Extract all of the entries and give them again, word for word.

Supplied information:
★ ★ ★ ★ ★
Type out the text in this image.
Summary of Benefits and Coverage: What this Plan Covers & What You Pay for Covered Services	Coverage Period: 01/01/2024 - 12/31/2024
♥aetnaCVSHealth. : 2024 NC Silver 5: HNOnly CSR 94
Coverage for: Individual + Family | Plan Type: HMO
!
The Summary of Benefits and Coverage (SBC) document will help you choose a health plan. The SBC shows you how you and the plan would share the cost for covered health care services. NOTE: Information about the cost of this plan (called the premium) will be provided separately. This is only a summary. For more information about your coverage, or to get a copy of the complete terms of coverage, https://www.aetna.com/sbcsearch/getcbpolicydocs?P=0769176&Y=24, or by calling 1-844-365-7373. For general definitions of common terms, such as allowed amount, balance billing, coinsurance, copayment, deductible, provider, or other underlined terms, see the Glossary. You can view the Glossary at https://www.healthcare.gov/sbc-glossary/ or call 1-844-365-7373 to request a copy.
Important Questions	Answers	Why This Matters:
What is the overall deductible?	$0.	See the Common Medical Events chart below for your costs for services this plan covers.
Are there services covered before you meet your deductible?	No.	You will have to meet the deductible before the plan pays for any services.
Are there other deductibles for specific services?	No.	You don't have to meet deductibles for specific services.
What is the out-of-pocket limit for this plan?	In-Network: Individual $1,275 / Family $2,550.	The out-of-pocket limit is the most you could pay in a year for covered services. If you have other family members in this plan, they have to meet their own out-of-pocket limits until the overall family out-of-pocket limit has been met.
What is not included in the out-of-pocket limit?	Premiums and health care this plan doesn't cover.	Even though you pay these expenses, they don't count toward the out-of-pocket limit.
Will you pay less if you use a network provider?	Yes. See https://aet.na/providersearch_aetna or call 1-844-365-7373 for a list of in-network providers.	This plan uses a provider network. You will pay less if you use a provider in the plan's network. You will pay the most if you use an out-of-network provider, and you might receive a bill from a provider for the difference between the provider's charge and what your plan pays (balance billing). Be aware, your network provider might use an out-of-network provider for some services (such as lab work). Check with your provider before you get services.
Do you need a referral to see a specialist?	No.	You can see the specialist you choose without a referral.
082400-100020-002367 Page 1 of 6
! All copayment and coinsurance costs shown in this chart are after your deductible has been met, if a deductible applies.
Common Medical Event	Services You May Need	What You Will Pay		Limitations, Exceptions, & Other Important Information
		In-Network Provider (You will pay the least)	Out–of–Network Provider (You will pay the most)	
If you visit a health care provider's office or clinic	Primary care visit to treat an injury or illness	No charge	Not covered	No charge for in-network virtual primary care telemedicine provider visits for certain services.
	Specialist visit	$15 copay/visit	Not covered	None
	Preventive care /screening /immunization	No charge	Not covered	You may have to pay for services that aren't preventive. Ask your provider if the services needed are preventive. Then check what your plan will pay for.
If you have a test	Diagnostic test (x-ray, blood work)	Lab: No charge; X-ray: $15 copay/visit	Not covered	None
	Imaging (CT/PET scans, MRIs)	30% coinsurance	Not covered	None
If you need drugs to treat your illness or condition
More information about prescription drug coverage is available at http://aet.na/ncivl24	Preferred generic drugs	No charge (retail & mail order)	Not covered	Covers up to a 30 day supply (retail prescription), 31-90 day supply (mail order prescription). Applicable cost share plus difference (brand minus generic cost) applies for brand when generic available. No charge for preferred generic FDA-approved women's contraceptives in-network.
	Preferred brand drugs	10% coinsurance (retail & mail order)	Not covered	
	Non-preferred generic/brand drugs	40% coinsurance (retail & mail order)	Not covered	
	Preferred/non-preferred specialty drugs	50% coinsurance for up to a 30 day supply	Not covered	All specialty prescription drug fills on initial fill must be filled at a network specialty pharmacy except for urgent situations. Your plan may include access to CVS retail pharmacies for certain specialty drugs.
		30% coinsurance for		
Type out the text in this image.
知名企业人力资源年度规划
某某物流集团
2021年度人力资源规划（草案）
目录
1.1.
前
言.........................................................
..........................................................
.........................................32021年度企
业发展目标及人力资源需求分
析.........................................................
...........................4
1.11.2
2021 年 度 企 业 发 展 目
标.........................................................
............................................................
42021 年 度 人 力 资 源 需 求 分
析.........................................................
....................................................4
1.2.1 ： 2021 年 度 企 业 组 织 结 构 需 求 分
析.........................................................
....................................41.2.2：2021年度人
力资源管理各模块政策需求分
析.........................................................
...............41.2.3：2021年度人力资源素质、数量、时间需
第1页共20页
★ ★ ★ ★ ★
Problem solution:
Type out the text in this image.
Summary of Benefits and Coverage: What this Plan Covers & What You Pay for Covered Services	Coverage Period: 01/01/2024 - 12/31/2024
♥aetnaCVSHealth. : 2024 NC Silver 5: HNOnly CSR 94
Coverage for: Individual + Family | Plan Type: HMO
!
The Summary of Benefits and Coverage (SBC) document will help you choose a health plan. The SBC shows you how you and the plan would share the cost for covered health care services. NOTE: Information about the cost of this plan (called the premium) will be provided separately. This is only a summary. For more information about your coverage, or to get a copy of the complete terms of coverage, https://www.aetna.com/sbcsearch/getcbpolicydocs?P=0769176&Y=24, or by calling 1-844-365-7373. For general definitions of common terms, such as allowed amount, balance billing, coinsurance, copayment, deductible, provider, or other underlined terms, see the Glossary. You can view the Glossary at https://www.healthcare.gov/sbc-glossary/ or call 1-844-365-7373 to request a copy.
Important Questions	Answers	Why This Matters:
What is the overall deductible?	$0.	See the Common Medical Events chart below for your costs for services this plan covers.
Are there services covered before you meet your deductible?	No.	You will have to meet the deductible before the plan pays for any services.
Are there other deductibles for specific services?	No.	You don't have to meet deductibles for specific services.
What is the out-of-pocket limit for this plan?	In-Network: Individual $1,275 / Family $2,550.	The out-of-pocket limit is the most you could pay in a year for covered services. If you have other family members in this plan, they have to meet their own out-of-pocket limits until the overall family out-of-pocket limit has been met.
What is not included in the out-of-pocket limit?	Premiums and health care this plan doesn't cover.	Even though you pay these expenses, they don't count toward the out-of-pocket limit.
Will you pay less if you use a network provider?	Yes. See https://aet.na/providersearch_aetna or call 1-844-365-7373 for a list of in-network providers.	This plan uses a provider network. You will pay less if you use a provider in the plan's network. You will pay the most if you use an out-of-network provider, and you might receive a bill from a provider for the difference between the provider's charge and what your plan pays (balance billing). Be aware, your network provider might use an out-of-network provider for some services (such as lab work). Check with your provider before you get services.
Do you need a referral to see a specialist?	No.	You can see the specialist you choose without a referral.
082400-100020-002367 Page 1 of 6
! All copayment and coinsurance costs shown in this chart are after your deductible has been met, if a deductible applies.
Common Medical Event	Services You May Need	What You Will Pay		Limitations, Exceptions, & Other Important Information
		In-Network Provider (You will pay the least)	Out–of–Network Provider (You will pay the most)	
If you visit a health care provider's office or clinic	Primary care visit to treat an injury or illness	No charge	Not covered	No charge for in-network virtual primary care telemedicine provider visits for certain services.
	Specialist visit	$15 copay/visit	Not covered	None
	Preventive care /screening /immunization	No charge	Not covered	You may have to pay for services that aren't preventive. Ask your provider if the services needed are preventive. Then check what your plan will pay for.
If you have a test	Diagnostic test (x-ray, blood work)	Lab: No charge; X-ray: $15 copay/visit	Not covered	None
	Imaging (CT/PET scans, MRIs)	30% coinsurance	Not covered	None
If you need drugs to treat your illness or condition
More information about prescription drug coverage is available at http://aet.na/ncivl24	Preferred generic drugs	No charge (retail & mail order)	Not covered	Covers up to a 30 day supply (retail prescription), 31-90 day supply (mail order prescription). Applicable cost share plus difference (brand minus generic cost) applies for brand when generic available. No charge for preferred generic FDA-approved women's contraceptives in-network.
	Preferred brand drugs	10% coinsurance (retail & mail order)	Not covered	
	Non-preferred generic/brand drugs	40% coinsurance (retail & mail order)	Not covered	
	Preferred/non-preferred specialty drugs	50% coinsurance for up to a 30 day supply	Not covered	All specialty prescription drug fills on initial fill must be filled at a network specialty pharmacy except for urgent situations. Your plan may include access to CVS retail pharmacies for certain specialty drugs.
		30% coinsurance for		
Type out the text in this image.
知名企业人力资源年度规划
某某物流集团
2021年度人力资源规划（草案）
目录
1.1.
前
言.........................................................
..........................................................
.........................................32021年度企
业发展目标及人力资源需求分
析.........................................................
...........................4
1.11.2
2021 年 度 企 业 发 展 目
标.........................................................
............................................................
42021 年 度 人 力 资 源 需 求 分
析.........................................................
....................................................4
1.2.1 ： 2021 年 度 企 业 组 织 结 构 需 求 分
析.........................................................
....................................41.2.2：2021年度人
力资源管理各模块政策需求分
析.........................................................
...............41.2.3：2021年度人力资源素质、数量、时间需
第1页共20页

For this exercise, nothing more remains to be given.